* _What to do_
Every line of the material below that contains the string "elementos" must appear in the answer.

* _Dataset records_
——
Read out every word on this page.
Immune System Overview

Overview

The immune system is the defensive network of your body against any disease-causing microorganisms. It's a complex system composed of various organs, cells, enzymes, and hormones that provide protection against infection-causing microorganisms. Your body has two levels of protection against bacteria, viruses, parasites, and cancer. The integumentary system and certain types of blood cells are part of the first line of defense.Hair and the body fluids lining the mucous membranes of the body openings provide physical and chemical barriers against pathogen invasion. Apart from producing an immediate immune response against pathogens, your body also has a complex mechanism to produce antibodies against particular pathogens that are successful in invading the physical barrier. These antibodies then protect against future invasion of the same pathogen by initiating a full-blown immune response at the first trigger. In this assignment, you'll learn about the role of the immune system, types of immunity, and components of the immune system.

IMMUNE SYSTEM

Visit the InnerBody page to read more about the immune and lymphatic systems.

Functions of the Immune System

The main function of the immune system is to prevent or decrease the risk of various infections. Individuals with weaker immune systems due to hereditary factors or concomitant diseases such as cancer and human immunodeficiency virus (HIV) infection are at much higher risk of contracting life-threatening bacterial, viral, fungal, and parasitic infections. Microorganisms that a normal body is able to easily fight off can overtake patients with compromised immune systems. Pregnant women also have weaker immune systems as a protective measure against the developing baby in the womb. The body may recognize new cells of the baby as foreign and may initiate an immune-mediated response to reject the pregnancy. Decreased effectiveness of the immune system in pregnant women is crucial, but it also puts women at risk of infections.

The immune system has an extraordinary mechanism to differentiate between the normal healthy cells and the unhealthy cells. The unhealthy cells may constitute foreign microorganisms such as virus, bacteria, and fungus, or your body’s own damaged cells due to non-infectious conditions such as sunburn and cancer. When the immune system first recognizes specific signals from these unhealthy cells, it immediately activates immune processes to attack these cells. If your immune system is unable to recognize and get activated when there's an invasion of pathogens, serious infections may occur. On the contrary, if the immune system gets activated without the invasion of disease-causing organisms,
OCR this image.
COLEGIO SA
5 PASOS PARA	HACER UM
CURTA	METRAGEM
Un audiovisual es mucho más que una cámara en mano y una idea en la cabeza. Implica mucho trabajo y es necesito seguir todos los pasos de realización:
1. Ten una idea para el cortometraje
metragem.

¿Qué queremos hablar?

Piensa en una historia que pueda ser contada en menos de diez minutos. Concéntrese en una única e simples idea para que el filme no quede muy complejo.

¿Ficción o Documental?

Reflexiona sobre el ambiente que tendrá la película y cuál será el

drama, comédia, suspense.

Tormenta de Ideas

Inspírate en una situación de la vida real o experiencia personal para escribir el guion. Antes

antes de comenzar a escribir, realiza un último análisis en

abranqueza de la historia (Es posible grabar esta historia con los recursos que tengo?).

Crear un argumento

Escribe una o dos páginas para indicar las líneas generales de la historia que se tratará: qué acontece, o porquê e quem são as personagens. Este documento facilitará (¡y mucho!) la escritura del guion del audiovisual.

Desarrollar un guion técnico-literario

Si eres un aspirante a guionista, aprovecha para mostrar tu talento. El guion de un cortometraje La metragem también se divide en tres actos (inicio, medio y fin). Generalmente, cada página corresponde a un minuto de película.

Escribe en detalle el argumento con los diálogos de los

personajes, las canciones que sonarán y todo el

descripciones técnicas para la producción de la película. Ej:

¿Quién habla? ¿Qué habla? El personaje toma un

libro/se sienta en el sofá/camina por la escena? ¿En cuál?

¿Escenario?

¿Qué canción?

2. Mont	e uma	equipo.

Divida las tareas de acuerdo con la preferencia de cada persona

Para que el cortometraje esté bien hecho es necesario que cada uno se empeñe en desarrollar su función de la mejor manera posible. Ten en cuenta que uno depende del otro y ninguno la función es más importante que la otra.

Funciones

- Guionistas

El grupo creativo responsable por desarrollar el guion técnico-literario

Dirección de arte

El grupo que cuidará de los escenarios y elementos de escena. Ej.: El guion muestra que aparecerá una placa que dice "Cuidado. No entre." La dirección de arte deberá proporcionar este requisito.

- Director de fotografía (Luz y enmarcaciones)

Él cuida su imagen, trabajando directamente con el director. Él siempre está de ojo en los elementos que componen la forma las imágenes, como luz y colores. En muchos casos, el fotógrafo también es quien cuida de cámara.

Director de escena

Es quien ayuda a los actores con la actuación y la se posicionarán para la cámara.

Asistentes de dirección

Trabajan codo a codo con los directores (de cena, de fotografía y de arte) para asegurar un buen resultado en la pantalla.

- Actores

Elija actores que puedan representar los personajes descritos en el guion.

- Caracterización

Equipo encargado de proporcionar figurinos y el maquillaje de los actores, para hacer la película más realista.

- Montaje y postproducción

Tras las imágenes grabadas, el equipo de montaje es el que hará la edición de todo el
——
* _Answer section_
El grupo que cuidará de los escenarios y elementos de escena. Ej.: El guion muestra que aparecerá una placa que dice "Cuidado. No entre." La dirección de arte deberá proporcionar este requisito.
Él cuida su imagen, trabajando directamente con el director. Él siempre está de ojo en los elementos que componen la forma las imágenes, como luz y colores. En muchos casos, el fotógrafo también es quien cuida de cámara.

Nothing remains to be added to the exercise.